— START —
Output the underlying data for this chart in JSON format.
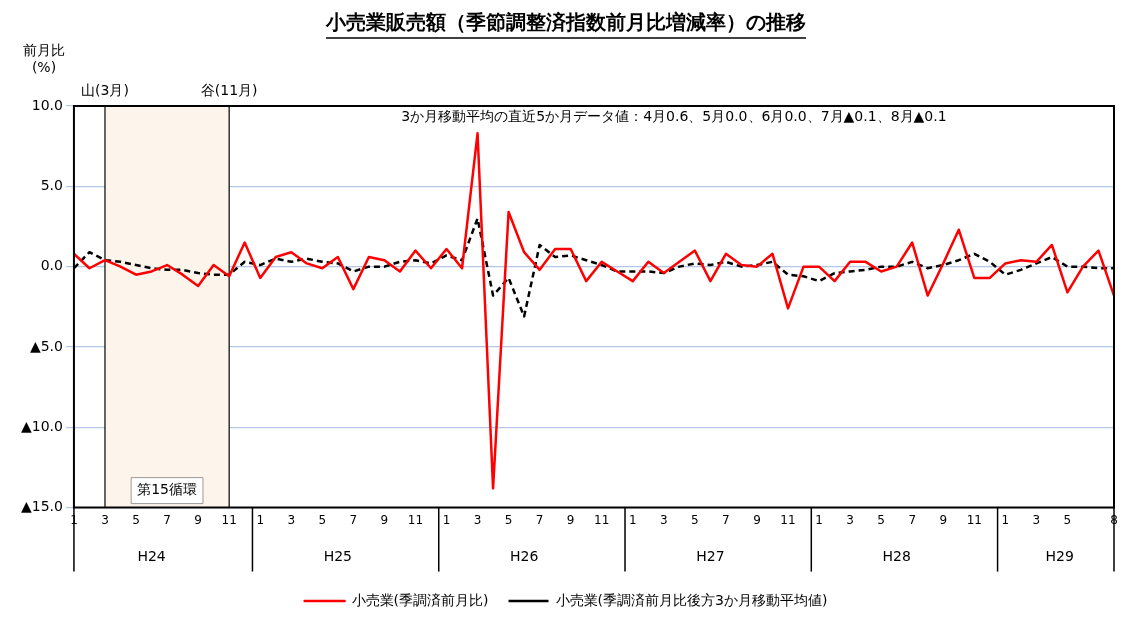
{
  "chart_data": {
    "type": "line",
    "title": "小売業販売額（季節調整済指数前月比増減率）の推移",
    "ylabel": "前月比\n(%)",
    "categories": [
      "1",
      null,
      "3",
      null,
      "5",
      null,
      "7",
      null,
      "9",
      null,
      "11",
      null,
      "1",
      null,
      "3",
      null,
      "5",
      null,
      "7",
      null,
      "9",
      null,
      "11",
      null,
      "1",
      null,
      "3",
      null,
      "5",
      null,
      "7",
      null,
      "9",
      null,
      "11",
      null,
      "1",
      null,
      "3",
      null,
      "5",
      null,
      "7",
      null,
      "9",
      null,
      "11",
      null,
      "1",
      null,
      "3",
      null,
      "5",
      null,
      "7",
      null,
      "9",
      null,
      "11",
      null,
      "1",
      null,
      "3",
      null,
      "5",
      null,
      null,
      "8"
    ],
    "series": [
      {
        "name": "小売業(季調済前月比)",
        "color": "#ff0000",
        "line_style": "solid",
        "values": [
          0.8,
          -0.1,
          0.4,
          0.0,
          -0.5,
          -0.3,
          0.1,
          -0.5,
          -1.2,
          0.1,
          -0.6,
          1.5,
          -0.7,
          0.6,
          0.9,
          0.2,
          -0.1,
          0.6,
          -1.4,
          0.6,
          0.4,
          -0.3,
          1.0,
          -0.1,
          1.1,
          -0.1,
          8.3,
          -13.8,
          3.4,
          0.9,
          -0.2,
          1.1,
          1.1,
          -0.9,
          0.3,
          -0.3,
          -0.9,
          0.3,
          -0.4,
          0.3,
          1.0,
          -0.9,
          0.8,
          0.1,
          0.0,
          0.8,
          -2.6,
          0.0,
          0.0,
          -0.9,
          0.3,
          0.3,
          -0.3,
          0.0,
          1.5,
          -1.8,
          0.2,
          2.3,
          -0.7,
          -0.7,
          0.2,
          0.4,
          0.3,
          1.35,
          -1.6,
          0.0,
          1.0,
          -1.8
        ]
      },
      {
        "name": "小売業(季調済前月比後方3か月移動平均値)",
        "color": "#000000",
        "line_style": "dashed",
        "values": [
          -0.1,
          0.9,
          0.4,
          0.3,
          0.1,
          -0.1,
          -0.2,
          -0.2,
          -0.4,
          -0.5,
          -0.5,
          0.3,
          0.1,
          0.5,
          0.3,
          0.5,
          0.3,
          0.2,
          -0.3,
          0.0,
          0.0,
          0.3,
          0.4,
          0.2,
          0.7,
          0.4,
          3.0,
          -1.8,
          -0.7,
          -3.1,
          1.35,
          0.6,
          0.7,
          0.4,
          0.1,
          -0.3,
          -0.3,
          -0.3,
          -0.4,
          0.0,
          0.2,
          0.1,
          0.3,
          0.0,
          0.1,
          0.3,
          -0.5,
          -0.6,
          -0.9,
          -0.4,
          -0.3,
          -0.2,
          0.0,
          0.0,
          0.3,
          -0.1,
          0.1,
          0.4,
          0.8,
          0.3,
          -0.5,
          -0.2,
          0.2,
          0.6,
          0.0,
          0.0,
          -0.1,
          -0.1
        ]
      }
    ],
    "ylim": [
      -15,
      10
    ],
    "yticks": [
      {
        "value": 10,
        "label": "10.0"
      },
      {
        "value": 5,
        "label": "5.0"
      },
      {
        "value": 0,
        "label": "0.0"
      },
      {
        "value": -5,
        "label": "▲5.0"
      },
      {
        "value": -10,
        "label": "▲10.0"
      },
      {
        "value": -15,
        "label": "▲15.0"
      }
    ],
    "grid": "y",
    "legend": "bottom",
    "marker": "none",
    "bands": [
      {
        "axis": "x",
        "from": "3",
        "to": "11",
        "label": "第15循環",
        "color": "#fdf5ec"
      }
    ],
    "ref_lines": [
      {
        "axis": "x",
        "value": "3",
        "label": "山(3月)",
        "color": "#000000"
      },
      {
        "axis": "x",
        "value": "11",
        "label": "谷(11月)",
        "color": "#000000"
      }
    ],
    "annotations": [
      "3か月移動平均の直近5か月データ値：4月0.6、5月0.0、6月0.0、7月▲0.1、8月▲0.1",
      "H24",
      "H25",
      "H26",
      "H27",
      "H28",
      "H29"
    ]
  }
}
— END —
**Task prompt**. Transcribe the whole listing, character for character, but not its images.

**Finished answer**.
Output the underlying data for this chart in JSON format.
{
  "chart_data": {
    "type": "line",
    "title": "小売業販売額（季節調整済指数前月比増減率）の推移",
    "ylabel": "前月比\n(%)",
    "categories": [
      "1",
      null,
      "3",
      null,
      "5",
      null,
      "7",
      null,
      "9",
      null,
      "11",
      null,
      "1",
      null,
      "3",
      null,
      "5",
      null,
      "7",
      null,
      "9",
      null,
      "11",
      null,
      "1",
      null,
      "3",
      null,
      "5",
      null,
      "7",
      null,
      "9",
      null,
      "11",
      null,
      "1",
      null,
      "3",
      null,
      "5",
      null,
      "7",
      null,
      "9",
      null,
      "11",
      null,
      "1",
      null,
      "3",
      null,
      "5",
      null,
      "7",
      null,
      "9",
      null,
      "11",
      null,
      "1",
      null,
      "3",
      null,
      "5",
      null,
      null,
      "8"
    ],
    "series": [
      {
        "name": "小売業(季調済前月比)",
        "color": "#ff0000",
        "line_style": "solid",
        "values": [
          0.8,
          -0.1,
          0.4,
          0.0,
          -0.5,
          -0.3,
          0.1,
          -0.5,
          -1.2,
          0.1,
          -0.6,
          1.5,
          -0.7,
          0.6,
          0.9,
          0.2,
          -0.1,
          0.6,
          -1.4,
          0.6,
          0.4,
          -0.3,
          1.0,
          -0.1,
          1.1,
          -0.1,
          8.3,
          -13.8,
          3.4,
          0.9,
          -0.2,
          1.1,
          1.1,
          -0.9,
          0.3,
          -0.3,
          -0.9,
          0.3,
          -0.4,
          0.3,
          1.0,
          -0.9,
          0.8,
          0.1,
          0.0,
          0.8,
          -2.6,
          0.0,
          0.0,
          -0.9,
          0.3,
          0.3,
          -0.3,
          0.0,
          1.5,
          -1.8,
          0.2,
          2.3,
          -0.7,
          -0.7,
          0.2,
          0.4,
          0.3,
          1.35,
          -1.6,
          0.0,
          1.0,
          -1.8
        ]
      },
      {
        "name": "小売業(季調済前月比後方3か月移動平均値)",
        "color": "#000000",
        "line_style": "dashed",
        "values": [
          -0.1,
          0.9,
          0.4,
          0.3,
          0.1,
          -0.1,
          -0.2,
          -0.2,
          -0.4,
          -0.5,
          -0.5,
          0.3,
          0.1,
          0.5,
          0.3,
          0.5,
          0.3,
          0.2,
          -0.3,
          0.0,
          0.0,
          0.3,
          0.4,
          0.2,
          0.7,
          0.4,
          3.0,
          -1.8,
          -0.7,
          -3.1,
          1.35,
          0.6,
          0.7,
          0.4,
          0.1,
          -0.3,
          -0.3,
          -0.3,
          -0.4,
          0.0,
          0.2,
          0.1,
          0.3,
          0.0,
          0.1,
          0.3,
          -0.5,
          -0.6,
          -0.9,
          -0.4,
          -0.3,
          -0.2,
          0.0,
          0.0,
          0.3,
          -0.1,
          0.1,
          0.4,
          0.8,
          0.3,
          -0.5,
          -0.2,
          0.2,
          0.6,
          0.0,
          0.0,
          -0.1,
          -0.1
        ]
      }
    ],
    "ylim": [
      -15,
      10
    ],
    "yticks": [
      {
        "value": 10,
        "label": "10.0"
      },
      {
        "value": 5,
        "label": "5.0"
      },
      {
        "value": 0,
        "label": "0.0"
      },
      {
        "value": -5,
        "label": "▲5.0"
      },
      {
        "value": -10,
        "label": "▲10.0"
      },
      {
        "value": -15,
        "label": "▲15.0"
      }
    ],
    "grid": "y",
    "legend": "bottom",
    "marker": "none",
    "bands": [
      {
        "axis": "x",
        "from": "3",
        "to": "11",
        "label": "第15循環",
        "color": "#fdf5ec"
      }
    ],
    "ref_lines": [
      {
        "axis": "x",
        "value": "3",
        "label": "山(3月)",
        "color": "#000000"
      },
      {
        "axis": "x",
        "value": "11",
        "label": "谷(11月)",
        "color": "#000000"
      }
    ],
    "annotations": [
      "3か月移動平均の直近5か月データ値：4月0.6、5月0.0、6月0.0、7月▲0.1、8月▲0.1",
      "H24",
      "H25",
      "H26",
      "H27",
      "H28",
      "H29"
    ]
  }
}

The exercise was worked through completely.